START Source document

The Charleston-class amphibious cargo ships were a class of amphibious cargo ships in service with the United States Navy. These ships served in Amphibious Readiness Groups between 1968 and 1994. The ships were the last amphibious cargo ships built for the U.S. Navy, their role having been taken over by the San Antonio-class of amphibious transport dock.

Service
Built in the late 1960s, these ships participated in the Vietnam War. Four of the five ships in the class had been transferred to the reserve fleet in the late 1970s and early 1980s. The need for additional sealift capacity resulted in all four being returned to the active fleet in 1982. They are among the first Navy ships to have a fully automated main propulsion plant (600-pound pressure with superheat, known as a "Super Six."). The lead ship of the class,  was decommissioned in 1992, and was joined by  in November 1992. The remaining ships were decommissioned in 1994. All ships were mothballed for possible activation in the future.

Design

The assigned mission of the amphibious cargo ship was to transport and land combat equipment and material with attendant personnel in an amphibious assault. To optimize their capability for combat loading, they provided considerable flexibility in cargo stowage methods. The cargo elevators servicing holds 1, 3, and 4 make all categories of supplies and all levels available simultaneously to either the main deck or the helicopter platform. Use of the ship's forklifts and pallet transporters speed the maneuvering of cargo in the holds and enable delivery to various debarkation stations via the main deck passageways, which run the length of the ship. The arrangement and quantity of booms and cargo elevators make it possible to simultaneously embark/debark vehicles and cargo.

END Source document
START Extracted entries

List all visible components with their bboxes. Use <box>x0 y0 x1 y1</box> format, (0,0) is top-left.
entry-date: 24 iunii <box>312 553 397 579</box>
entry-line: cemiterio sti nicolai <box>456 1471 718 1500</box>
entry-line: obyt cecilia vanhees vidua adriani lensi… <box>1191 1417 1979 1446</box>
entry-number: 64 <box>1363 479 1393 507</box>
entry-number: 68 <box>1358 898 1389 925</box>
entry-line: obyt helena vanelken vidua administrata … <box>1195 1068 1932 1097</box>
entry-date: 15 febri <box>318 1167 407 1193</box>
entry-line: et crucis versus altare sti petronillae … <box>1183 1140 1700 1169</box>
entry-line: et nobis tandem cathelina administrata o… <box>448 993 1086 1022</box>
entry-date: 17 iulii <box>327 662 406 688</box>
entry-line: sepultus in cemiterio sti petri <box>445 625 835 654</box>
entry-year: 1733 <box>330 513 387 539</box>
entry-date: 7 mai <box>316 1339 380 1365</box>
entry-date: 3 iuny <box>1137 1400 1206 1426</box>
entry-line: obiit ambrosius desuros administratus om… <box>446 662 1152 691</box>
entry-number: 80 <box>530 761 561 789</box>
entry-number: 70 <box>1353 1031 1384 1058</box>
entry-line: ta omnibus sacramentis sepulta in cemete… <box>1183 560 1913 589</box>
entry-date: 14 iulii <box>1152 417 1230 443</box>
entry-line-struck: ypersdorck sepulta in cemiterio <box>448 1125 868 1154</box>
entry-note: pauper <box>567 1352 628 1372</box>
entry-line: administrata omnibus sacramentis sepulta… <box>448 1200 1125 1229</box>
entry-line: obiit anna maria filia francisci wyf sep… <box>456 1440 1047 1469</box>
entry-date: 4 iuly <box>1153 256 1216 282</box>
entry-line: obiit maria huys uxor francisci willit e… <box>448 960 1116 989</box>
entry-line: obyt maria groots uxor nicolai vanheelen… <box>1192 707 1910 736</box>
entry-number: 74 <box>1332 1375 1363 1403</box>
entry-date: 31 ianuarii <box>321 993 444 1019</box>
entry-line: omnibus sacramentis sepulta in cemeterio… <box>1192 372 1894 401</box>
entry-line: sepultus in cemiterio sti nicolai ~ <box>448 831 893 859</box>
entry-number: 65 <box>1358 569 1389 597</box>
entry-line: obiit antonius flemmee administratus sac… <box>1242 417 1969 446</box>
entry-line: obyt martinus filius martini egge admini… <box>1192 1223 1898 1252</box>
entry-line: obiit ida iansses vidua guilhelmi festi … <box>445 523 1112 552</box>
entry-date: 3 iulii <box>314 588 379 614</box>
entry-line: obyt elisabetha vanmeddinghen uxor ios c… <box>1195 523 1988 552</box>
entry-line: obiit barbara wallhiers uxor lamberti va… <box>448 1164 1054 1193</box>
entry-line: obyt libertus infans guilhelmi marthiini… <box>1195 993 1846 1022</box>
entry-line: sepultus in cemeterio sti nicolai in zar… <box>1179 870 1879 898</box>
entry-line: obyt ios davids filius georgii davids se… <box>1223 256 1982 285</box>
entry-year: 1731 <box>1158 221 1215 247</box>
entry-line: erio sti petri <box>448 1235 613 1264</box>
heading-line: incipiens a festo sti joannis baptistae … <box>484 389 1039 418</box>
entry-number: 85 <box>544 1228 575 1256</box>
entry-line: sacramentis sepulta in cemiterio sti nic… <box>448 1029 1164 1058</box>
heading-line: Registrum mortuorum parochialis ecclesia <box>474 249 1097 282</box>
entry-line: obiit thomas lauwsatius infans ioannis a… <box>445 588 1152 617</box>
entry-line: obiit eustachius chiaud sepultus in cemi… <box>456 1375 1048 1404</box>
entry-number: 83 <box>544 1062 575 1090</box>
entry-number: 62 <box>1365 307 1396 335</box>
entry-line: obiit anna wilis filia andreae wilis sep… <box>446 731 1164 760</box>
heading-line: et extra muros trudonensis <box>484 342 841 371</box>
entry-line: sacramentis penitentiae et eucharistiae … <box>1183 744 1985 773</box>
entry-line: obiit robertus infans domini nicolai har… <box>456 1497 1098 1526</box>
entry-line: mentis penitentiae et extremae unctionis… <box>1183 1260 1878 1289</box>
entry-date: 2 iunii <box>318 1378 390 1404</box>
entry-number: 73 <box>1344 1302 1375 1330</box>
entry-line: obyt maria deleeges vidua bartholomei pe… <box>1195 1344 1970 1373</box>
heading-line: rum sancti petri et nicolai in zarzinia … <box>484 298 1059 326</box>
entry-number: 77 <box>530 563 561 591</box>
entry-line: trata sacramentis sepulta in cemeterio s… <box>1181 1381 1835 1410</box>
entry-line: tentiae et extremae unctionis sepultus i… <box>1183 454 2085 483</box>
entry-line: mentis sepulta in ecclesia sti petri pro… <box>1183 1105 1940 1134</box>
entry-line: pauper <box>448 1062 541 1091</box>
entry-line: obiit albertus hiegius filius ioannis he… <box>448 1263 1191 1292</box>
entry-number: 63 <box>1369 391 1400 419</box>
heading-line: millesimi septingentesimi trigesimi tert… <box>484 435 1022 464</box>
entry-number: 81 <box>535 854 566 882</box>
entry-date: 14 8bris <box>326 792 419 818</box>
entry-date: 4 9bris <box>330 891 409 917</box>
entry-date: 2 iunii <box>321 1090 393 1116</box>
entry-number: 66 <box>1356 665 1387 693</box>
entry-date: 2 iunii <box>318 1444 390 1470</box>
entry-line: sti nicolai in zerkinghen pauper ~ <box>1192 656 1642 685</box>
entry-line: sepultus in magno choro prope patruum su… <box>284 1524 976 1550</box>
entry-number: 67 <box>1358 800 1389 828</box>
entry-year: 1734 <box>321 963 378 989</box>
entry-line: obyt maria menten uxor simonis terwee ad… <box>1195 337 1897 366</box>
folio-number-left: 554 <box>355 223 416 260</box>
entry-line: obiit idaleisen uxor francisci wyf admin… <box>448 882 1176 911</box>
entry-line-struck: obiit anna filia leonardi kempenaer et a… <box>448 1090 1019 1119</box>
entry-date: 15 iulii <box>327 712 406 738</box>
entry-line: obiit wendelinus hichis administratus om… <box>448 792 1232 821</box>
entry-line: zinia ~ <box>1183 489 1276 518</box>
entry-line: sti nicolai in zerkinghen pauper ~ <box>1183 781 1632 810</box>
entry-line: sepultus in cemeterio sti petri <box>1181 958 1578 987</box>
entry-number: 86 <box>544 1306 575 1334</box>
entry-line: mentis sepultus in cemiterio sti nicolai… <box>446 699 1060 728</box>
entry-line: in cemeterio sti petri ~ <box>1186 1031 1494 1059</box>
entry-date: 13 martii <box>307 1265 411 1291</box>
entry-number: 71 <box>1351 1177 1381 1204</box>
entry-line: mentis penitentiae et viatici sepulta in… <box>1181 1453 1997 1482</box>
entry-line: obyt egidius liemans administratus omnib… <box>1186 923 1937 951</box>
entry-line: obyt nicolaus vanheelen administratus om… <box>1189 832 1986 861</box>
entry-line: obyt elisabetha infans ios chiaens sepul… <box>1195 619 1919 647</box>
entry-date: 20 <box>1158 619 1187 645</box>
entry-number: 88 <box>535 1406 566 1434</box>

END Extracted entries

# Problem statement
Continue the article on the Charleston-class amphibious cargo ships above, starting after its last sentence.

# Exercise answer
Vehicles in upper stowage spaces can be embarked/debarked through the hatches with cargo booms, while pallets are embarked/debarked in lower stowage spaces by elevators. The main deck hatch of hold 2 is unobstructed and can be opened for embarking/debarking of vehicles without the delay of unloading landing craft stowed on the hatch. Hold 4 is well suited for high priority cargo because of its direct access to the flight deck or main deck via elevator number 5.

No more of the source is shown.